WHAT YOU HAVE TO DO:
Write out all of the entries exactly, please.

RECORD LIST:
## start

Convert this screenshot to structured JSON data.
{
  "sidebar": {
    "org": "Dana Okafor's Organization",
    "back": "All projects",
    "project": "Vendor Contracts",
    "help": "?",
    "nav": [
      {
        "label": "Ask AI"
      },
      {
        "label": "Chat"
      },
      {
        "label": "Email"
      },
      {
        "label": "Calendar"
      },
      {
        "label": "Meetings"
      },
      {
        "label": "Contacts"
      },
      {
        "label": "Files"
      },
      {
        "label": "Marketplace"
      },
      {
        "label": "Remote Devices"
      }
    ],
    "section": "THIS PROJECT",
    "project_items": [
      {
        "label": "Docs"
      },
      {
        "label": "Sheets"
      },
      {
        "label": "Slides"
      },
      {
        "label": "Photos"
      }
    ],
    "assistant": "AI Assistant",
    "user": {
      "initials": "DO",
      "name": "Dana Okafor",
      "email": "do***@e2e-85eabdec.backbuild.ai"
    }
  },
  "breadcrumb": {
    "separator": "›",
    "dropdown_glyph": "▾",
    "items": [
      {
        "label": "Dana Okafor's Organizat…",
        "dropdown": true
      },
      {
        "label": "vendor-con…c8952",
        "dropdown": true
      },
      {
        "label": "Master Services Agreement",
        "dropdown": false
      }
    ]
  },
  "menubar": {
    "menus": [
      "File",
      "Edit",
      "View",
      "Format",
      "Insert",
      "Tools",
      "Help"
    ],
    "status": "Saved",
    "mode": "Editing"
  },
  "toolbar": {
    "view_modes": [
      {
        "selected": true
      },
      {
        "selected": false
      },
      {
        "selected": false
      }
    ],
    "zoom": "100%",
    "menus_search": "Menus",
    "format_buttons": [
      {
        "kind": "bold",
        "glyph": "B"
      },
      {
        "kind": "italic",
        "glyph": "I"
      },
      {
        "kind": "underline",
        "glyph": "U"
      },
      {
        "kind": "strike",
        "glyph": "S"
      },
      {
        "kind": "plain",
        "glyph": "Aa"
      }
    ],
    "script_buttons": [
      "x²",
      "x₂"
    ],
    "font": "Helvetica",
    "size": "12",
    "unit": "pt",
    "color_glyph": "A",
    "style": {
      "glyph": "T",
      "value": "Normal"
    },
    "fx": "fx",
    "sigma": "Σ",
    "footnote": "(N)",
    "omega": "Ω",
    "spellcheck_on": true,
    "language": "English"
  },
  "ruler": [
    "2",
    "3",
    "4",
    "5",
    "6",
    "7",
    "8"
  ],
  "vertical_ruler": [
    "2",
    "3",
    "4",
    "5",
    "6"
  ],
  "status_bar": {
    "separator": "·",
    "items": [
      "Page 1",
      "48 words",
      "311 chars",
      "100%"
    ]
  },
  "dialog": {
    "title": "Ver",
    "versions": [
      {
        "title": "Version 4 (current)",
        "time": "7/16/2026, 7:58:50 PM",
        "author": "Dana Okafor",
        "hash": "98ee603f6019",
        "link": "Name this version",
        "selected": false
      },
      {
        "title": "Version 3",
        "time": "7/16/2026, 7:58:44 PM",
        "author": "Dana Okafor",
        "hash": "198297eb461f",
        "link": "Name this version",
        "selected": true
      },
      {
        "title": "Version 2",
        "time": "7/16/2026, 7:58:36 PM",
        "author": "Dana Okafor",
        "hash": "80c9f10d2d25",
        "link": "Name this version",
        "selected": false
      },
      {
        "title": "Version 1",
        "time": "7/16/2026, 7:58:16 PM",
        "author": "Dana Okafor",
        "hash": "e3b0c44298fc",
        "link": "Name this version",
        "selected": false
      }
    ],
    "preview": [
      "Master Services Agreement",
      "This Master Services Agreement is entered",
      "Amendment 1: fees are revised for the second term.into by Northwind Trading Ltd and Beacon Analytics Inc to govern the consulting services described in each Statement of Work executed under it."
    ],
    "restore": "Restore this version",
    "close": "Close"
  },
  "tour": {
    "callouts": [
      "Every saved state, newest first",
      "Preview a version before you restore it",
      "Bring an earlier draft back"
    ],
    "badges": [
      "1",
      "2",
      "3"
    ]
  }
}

## end

SOLVED EXERCISE:
Convert this screenshot to structured JSON data.
{
  "sidebar": {
    "org": "Dana Okafor's Organization",
    "back": "All projects",
    "project": "Vendor Contracts",
    "help": "?",
    "nav": [
      {
        "label": "Ask AI"
      },
      {
        "label": "Chat"
      },
      {
        "label": "Email"
      },
      {
        "label": "Calendar"
      },
      {
        "label": "Meetings"
      },
      {
        "label": "Contacts"
      },
      {
        "label": "Files"
      },
      {
        "label": "Marketplace"
      },
      {
        "label": "Remote Devices"
      }
    ],
    "section": "THIS PROJECT",
    "project_items": [
      {
        "label": "Docs"
      },
      {
        "label": "Sheets"
      },
      {
        "label": "Slides"
      },
      {
        "label": "Photos"
      }
    ],
    "assistant": "AI Assistant",
    "user": {
      "initials": "DO",
      "name": "Dana Okafor",
      "email": "do***@e2e-85eabdec.backbuild.ai"
    }
  },
  "breadcrumb": {
    "separator": "›",
    "dropdown_glyph": "▾",
    "items": [
      {
        "label": "Dana Okafor's Organizat…",
        "dropdown": true
      },
      {
        "label": "vendor-con…c8952",
        "dropdown": true
      },
      {
        "label": "Master Services Agreement",
        "dropdown": false
      }
    ]
  },
  "menubar": {
    "menus": [
      "File",
      "Edit",
      "View",
      "Format",
      "Insert",
      "Tools",
      "Help"
    ],
    "status": "Saved",
    "mode": "Editing"
  },
  "toolbar": {
    "view_modes": [
      {
        "selected": true
      },
      {
        "selected": false
      },
      {
        "selected": false
      }
    ],
    "zoom": "100%",
    "menus_search": "Menus",
    "format_buttons": [
      {
        "kind": "bold",
        "glyph": "B"
      },
      {
        "kind": "italic",
        "glyph": "I"
      },
      {
        "kind": "underline",
        "glyph": "U"
      },
      {
        "kind": "strike",
        "glyph": "S"
      },
      {
        "kind": "plain",
        "glyph": "Aa"
      }
    ],
    "script_buttons": [
      "x²",
      "x₂"
    ],
    "font": "Helvetica",
    "size": "12",
    "unit": "pt",
    "color_glyph": "A",
    "style": {
      "glyph": "T",
      "value": "Normal"
    },
    "fx": "fx",
    "sigma": "Σ",
    "footnote": "(N)",
    "omega": "Ω",
    "spellcheck_on": true,
    "language": "English"
  },
  "ruler": [
    "2",
    "3",
    "4",
    "5",
    "6",
    "7",
    "8"
  ],
  "vertical_ruler": [
    "2",
    "3",
    "4",
    "5",
    "6"
  ],
  "status_bar": {
    "separator": "·",
    "items": [
      "Page 1",
      "48 words",
      "311 chars",
      "100%"
    ]
  },
  "dialog": {
    "title": "Ver",
    "versions": [
      {
        "title": "Version 4 (current)",
        "time": "7/16/2026, 7:58:50 PM",
        "author": "Dana Okafor",
        "hash": "98ee603f6019",
        "link": "Name this version",
        "selected": false
      },
      {
        "title": "Version 3",
        "time": "7/16/2026, 7:58:44 PM",
        "author": "Dana Okafor",
        "hash": "198297eb461f",
        "link": "Name this version",
        "selected": true
      },
      {
        "title": "Version 2",
        "time": "7/16/2026, 7:58:36 PM",
        "author": "Dana Okafor",
        "hash": "80c9f10d2d25",
        "link": "Name this version",
        "selected": false
      },
      {
        "title": "Version 1",
        "time": "7/16/2026, 7:58:16 PM",
        "author": "Dana Okafor",
        "hash": "e3b0c44298fc",
        "link": "Name this version",
        "selected": false
      }
    ],
    "preview": [
      "Master Services Agreement",
      "This Master Services Agreement is entered",
      "Amendment 1: fees are revised for the second term.into by Northwind Trading Ltd and Beacon Analytics Inc to govern the consulting services described in each Statement of Work executed under it."
    ],
    "restore": "Restore this version",
    "close": "Close"
  },
  "tour": {
    "callouts": [
      "Every saved state, newest first",
      "Preview a version before you restore it",
      "Bring an earlier draft back"
    ],
    "badges": [
      "1",
      "2",
      "3"
    ]
  }
}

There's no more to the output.